**What this task involves**
Make a verbatim copy of the entries below; pictures stay out.

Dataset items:
____________________
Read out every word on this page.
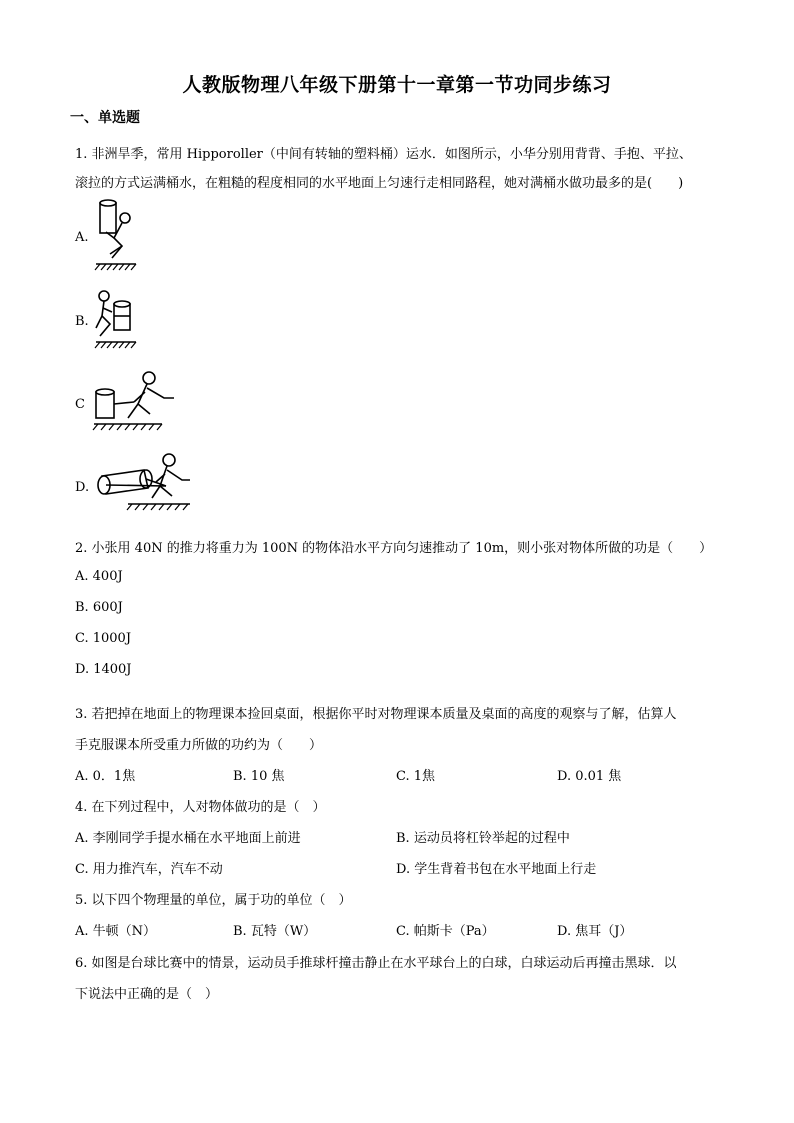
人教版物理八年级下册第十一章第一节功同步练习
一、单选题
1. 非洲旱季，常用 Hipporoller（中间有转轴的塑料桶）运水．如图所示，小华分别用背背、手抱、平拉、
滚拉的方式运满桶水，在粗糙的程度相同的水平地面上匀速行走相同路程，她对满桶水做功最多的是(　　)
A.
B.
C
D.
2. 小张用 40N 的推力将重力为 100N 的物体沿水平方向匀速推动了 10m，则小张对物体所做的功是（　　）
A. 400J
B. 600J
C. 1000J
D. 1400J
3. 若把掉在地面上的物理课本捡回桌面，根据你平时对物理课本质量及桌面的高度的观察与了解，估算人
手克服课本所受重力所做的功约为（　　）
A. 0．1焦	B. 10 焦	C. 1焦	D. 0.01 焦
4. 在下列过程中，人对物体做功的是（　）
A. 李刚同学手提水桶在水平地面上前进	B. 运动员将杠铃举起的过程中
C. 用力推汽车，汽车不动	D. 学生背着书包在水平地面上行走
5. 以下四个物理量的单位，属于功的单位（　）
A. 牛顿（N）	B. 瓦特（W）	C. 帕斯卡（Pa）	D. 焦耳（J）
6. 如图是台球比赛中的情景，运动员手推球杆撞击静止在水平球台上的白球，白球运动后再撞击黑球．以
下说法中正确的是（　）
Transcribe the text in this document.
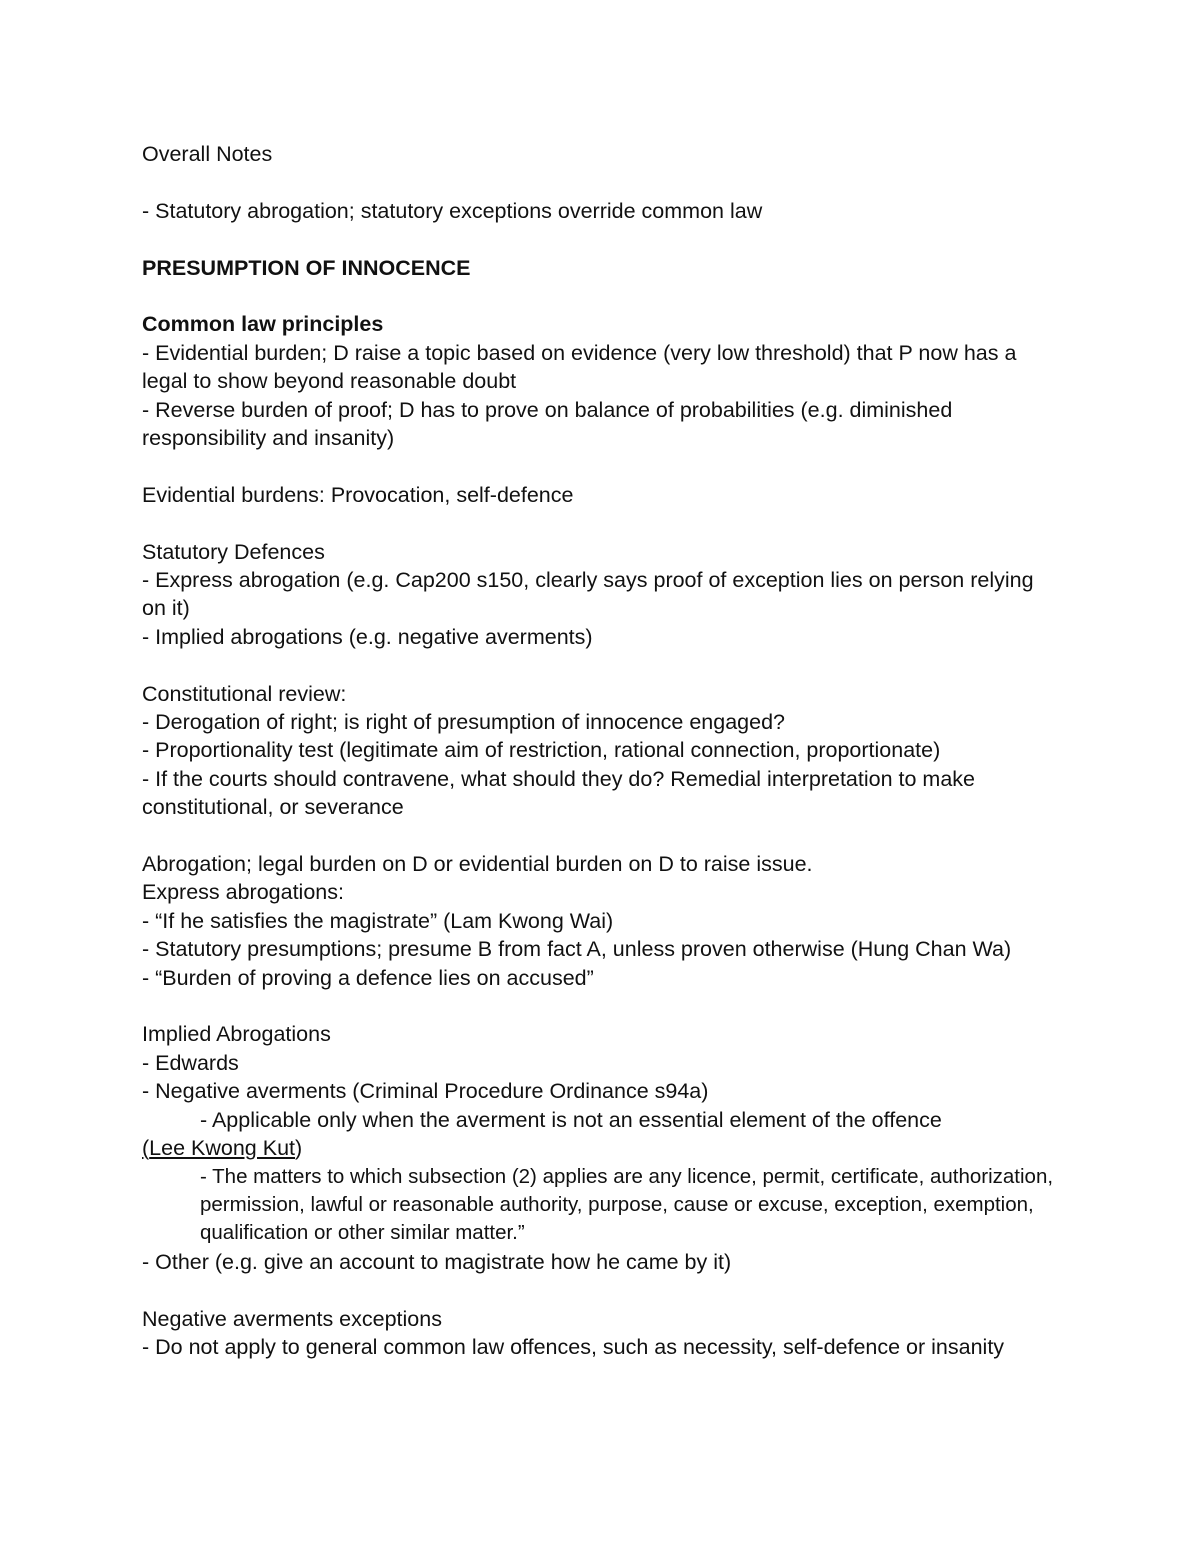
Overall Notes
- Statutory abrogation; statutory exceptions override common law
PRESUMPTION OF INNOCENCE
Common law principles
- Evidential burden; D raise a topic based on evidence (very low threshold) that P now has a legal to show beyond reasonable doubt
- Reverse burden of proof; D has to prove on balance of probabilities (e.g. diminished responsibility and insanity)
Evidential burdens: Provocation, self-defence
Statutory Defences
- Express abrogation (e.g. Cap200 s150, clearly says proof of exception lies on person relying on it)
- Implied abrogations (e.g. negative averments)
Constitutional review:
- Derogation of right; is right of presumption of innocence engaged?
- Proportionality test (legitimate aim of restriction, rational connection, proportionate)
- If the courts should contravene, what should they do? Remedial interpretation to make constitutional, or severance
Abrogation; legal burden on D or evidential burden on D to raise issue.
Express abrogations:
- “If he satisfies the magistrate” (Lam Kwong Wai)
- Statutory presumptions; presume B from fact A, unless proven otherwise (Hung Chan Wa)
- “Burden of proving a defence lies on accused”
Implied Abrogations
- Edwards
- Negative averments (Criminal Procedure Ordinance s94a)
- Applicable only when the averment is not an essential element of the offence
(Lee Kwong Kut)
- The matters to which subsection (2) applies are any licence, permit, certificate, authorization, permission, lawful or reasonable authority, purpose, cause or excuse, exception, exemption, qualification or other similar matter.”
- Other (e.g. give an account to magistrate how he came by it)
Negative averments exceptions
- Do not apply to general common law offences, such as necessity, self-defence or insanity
____________________
**Reply**
Read out every word on this page.
人教版物理八年级下册第十一章第一节功同步练习
一、单选题
1. 非洲旱季，常用 Hipporoller（中间有转轴的塑料桶）运水．如图所示，小华分别用背背、手抱、平拉、
滚拉的方式运满桶水，在粗糙的程度相同的水平地面上匀速行走相同路程，她对满桶水做功最多的是(　　)
A.
B.
C
D.
2. 小张用 40N 的推力将重力为 100N 的物体沿水平方向匀速推动了 10m，则小张对物体所做的功是（　　）
A. 400J
B. 600J
C. 1000J
D. 1400J
3. 若把掉在地面上的物理课本捡回桌面，根据你平时对物理课本质量及桌面的高度的观察与了解，估算人
手克服课本所受重力所做的功约为（　　）
A. 0．1焦	B. 10 焦	C. 1焦	D. 0.01 焦
4. 在下列过程中，人对物体做功的是（　）
A. 李刚同学手提水桶在水平地面上前进	B. 运动员将杠铃举起的过程中
C. 用力推汽车，汽车不动	D. 学生背着书包在水平地面上行走
5. 以下四个物理量的单位，属于功的单位（　）
A. 牛顿（N）	B. 瓦特（W）	C. 帕斯卡（Pa）	D. 焦耳（J）
6. 如图是台球比赛中的情景，运动员手推球杆撞击静止在水平球台上的白球，白球运动后再撞击黑球．以
下说法中正确的是（　）
Transcribe the text in this document.
Overall Notes
- Statutory abrogation; statutory exceptions override common law
PRESUMPTION OF INNOCENCE
Common law principles
- Evidential burden; D raise a topic based on evidence (very low threshold) that P now has a legal to show beyond reasonable doubt
- Reverse burden of proof; D has to prove on balance of probabilities (e.g. diminished responsibility and insanity)
Evidential burdens: Provocation, self-defence
Statutory Defences
- Express abrogation (e.g. Cap200 s150, clearly says proof of exception lies on person relying on it)
- Implied abrogations (e.g. negative averments)
Constitutional review:
- Derogation of right; is right of presumption of innocence engaged?
- Proportionality test (legitimate aim of restriction, rational connection, proportionate)
- If the courts should contravene, what should they do? Remedial interpretation to make constitutional, or severance
Abrogation; legal burden on D or evidential burden on D to raise issue.
Express abrogations:
- “If he satisfies the magistrate” (Lam Kwong Wai)
- Statutory presumptions; presume B from fact A, unless proven otherwise (Hung Chan Wa)
- “Burden of proving a defence lies on accused”
Implied Abrogations
- Edwards
- Negative averments (Criminal Procedure Ordinance s94a)
- Applicable only when the averment is not an essential element of the offence
(Lee Kwong Kut)
- The matters to which subsection (2) applies are any licence, permit, certificate, authorization, permission, lawful or reasonable authority, purpose, cause or excuse, exception, exemption, qualification or other similar matter.”
- Other (e.g. give an account to magistrate how he came by it)
Negative averments exceptions
- Do not apply to general common law offences, such as necessity, self-defence or insanity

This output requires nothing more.